- [DATA LINES]
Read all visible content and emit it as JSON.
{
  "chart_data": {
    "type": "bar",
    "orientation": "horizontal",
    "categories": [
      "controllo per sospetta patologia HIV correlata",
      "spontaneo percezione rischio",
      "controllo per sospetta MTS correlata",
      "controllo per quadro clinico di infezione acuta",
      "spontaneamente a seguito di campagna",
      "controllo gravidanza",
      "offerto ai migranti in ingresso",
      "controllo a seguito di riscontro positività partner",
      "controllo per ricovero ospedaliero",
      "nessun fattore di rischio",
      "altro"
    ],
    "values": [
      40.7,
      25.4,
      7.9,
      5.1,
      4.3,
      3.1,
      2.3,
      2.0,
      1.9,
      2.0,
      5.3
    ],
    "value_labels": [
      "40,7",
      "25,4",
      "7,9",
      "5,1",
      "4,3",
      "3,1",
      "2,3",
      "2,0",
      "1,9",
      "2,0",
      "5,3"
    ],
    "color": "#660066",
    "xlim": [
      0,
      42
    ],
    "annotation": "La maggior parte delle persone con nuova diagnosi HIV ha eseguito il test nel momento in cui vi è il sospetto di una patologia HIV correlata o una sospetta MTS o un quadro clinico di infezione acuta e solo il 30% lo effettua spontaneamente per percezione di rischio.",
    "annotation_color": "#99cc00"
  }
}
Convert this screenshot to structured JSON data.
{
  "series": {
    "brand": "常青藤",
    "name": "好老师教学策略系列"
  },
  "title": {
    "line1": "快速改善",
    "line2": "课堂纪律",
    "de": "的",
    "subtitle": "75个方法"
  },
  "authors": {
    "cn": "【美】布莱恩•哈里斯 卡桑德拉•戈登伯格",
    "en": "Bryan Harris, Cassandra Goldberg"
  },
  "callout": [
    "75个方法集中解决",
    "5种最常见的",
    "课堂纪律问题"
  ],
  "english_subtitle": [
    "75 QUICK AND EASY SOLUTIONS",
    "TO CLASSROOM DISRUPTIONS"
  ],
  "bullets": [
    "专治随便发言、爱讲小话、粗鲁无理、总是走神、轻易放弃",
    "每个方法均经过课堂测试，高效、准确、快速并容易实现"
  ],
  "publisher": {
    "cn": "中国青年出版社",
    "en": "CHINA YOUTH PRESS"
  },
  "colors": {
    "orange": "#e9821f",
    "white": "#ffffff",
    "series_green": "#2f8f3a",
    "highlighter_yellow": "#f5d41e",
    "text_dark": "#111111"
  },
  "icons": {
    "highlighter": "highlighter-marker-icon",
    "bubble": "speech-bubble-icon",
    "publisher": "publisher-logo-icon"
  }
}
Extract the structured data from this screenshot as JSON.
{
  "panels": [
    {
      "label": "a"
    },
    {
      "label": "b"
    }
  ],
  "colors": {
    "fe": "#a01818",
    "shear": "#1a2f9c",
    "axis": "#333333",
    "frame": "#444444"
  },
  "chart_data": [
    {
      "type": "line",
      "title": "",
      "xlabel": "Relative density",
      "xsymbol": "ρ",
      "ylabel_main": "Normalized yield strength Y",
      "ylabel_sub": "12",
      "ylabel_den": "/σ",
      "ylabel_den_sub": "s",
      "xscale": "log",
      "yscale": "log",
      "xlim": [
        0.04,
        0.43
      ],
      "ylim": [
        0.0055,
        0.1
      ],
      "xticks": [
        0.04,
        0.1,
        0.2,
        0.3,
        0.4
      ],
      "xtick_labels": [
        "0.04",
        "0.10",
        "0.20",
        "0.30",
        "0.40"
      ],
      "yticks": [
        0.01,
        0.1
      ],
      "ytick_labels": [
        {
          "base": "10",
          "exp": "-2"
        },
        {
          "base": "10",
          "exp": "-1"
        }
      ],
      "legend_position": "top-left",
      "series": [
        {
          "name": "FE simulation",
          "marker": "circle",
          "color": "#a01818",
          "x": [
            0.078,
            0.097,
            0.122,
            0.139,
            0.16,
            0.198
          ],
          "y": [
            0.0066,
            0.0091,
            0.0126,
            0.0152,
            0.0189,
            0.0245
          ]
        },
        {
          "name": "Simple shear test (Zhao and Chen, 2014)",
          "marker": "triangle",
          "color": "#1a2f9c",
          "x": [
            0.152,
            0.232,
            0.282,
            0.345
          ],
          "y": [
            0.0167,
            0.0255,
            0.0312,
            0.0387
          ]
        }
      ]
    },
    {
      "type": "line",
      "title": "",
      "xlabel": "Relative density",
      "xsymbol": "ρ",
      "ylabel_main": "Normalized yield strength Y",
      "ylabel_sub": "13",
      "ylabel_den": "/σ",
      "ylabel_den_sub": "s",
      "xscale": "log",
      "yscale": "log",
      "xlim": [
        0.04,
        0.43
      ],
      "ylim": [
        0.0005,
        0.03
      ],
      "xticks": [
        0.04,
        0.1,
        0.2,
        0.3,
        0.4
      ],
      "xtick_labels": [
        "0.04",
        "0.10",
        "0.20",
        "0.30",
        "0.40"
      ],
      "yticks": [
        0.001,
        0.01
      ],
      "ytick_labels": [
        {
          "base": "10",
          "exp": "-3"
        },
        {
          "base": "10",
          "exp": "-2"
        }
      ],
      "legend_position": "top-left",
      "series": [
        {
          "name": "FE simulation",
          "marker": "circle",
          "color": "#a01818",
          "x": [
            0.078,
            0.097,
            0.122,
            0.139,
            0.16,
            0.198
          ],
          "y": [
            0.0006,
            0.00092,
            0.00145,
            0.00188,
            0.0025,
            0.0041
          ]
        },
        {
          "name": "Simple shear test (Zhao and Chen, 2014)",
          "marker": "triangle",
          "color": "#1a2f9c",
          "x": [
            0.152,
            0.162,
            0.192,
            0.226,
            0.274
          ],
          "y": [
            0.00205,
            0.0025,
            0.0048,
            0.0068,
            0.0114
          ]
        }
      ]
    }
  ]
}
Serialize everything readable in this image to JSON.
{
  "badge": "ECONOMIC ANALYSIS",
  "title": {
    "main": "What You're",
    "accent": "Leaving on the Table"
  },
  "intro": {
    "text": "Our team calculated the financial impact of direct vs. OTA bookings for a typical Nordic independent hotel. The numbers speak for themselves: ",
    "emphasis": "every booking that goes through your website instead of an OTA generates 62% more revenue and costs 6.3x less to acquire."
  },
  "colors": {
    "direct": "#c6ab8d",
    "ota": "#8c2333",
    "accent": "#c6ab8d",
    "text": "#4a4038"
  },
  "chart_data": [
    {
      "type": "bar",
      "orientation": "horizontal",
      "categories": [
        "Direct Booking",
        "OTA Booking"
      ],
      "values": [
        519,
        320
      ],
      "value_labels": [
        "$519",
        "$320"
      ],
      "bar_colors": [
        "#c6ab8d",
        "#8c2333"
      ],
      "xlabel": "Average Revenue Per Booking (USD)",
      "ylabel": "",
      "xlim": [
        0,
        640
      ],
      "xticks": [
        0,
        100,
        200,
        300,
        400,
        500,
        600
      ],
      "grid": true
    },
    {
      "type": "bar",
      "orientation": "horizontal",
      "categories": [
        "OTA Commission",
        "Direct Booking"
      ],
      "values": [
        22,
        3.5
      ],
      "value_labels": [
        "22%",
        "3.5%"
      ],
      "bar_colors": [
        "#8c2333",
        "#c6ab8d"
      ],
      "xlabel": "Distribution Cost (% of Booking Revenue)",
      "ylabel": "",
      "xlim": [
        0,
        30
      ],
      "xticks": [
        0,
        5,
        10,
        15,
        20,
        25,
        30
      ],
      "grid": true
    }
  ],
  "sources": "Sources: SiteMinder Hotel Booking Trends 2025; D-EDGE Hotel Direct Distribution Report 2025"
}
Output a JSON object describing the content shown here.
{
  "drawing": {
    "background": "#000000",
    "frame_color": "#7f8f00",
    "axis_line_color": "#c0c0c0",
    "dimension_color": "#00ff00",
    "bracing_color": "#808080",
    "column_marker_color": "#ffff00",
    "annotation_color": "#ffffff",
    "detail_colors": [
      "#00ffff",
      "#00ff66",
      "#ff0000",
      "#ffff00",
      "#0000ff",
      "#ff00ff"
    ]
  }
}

- [TO BE DONE] Among the lines above, how many contain the string "Distribution"? State the number alone.

- [FINAL RESULT] 2